++++ Records supplied

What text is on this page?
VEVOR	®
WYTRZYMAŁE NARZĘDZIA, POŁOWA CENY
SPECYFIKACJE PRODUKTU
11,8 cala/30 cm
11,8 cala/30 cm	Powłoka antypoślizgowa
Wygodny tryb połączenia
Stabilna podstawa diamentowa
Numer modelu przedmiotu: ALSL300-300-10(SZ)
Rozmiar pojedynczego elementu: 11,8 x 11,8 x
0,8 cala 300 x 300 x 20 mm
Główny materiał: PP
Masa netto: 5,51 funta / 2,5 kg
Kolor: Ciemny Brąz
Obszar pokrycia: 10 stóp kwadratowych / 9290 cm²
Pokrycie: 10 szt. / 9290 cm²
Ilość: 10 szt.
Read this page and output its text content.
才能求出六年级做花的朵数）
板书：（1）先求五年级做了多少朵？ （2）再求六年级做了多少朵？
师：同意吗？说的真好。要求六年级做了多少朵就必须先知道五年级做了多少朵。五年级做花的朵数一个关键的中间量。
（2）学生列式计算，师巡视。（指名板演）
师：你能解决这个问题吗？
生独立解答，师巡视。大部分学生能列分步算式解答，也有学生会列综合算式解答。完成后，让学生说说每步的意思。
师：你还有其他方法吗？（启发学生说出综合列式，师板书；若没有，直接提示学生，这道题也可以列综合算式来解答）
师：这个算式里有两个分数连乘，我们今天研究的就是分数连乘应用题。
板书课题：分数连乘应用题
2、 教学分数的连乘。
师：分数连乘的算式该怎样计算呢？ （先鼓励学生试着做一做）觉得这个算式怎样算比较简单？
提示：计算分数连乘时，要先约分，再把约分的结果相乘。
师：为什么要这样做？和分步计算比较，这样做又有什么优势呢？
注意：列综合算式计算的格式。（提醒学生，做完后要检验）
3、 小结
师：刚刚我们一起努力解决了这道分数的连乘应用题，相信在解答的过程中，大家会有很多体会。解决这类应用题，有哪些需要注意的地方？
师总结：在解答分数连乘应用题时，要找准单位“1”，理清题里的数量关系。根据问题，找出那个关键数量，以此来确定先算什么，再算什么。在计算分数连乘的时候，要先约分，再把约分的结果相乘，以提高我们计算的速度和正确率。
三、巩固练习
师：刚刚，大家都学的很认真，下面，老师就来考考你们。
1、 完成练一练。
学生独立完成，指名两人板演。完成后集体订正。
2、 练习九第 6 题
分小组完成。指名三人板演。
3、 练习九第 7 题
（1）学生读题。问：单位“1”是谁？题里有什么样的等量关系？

++++++++

» **Problem to solve**
Retype each record exactly, leaving nothing out.

» **Reply to the exercise**
What text is on this page?
VEVOR	®
WYTRZYMAŁE NARZĘDZIA, POŁOWA CENY
SPECYFIKACJE PRODUKTU
11,8 cala/30 cm
11,8 cala/30 cm	Powłoka antypoślizgowa
Wygodny tryb połączenia
Stabilna podstawa diamentowa
Numer modelu przedmiotu: ALSL300-300-10(SZ)
Rozmiar pojedynczego elementu: 11,8 x 11,8 x
0,8 cala 300 x 300 x 20 mm
Główny materiał: PP
Masa netto: 5,51 funta / 2,5 kg
Kolor: Ciemny Brąz
Obszar pokrycia: 10 stóp kwadratowych / 9290 cm²
Pokrycie: 10 szt. / 9290 cm²
Ilość: 10 szt.
Read this page and output its text content.
才能求出六年级做花的朵数）
板书：（1）先求五年级做了多少朵？ （2）再求六年级做了多少朵？
师：同意吗？说的真好。要求六年级做了多少朵就必须先知道五年级做了多少朵。五年级做花的朵数一个关键的中间量。
（2）学生列式计算，师巡视。（指名板演）
师：你能解决这个问题吗？
生独立解答，师巡视。大部分学生能列分步算式解答，也有学生会列综合算式解答。完成后，让学生说说每步的意思。
师：你还有其他方法吗？（启发学生说出综合列式，师板书；若没有，直接提示学生，这道题也可以列综合算式来解答）
师：这个算式里有两个分数连乘，我们今天研究的就是分数连乘应用题。
板书课题：分数连乘应用题
2、 教学分数的连乘。
师：分数连乘的算式该怎样计算呢？ （先鼓励学生试着做一做）觉得这个算式怎样算比较简单？
提示：计算分数连乘时，要先约分，再把约分的结果相乘。
师：为什么要这样做？和分步计算比较，这样做又有什么优势呢？
注意：列综合算式计算的格式。（提醒学生，做完后要检验）
3、 小结
师：刚刚我们一起努力解决了这道分数的连乘应用题，相信在解答的过程中，大家会有很多体会。解决这类应用题，有哪些需要注意的地方？
师总结：在解答分数连乘应用题时，要找准单位“1”，理清题里的数量关系。根据问题，找出那个关键数量，以此来确定先算什么，再算什么。在计算分数连乘的时候，要先约分，再把约分的结果相乘，以提高我们计算的速度和正确率。
三、巩固练习
师：刚刚，大家都学的很认真，下面，老师就来考考你们。
1、 完成练一练。
学生独立完成，指名两人板演。完成后集体订正。
2、 练习九第 6 题
分小组完成。指名三人板演。
3、 练习九第 7 题
（1）学生读题。问：单位“1”是谁？题里有什么样的等量关系？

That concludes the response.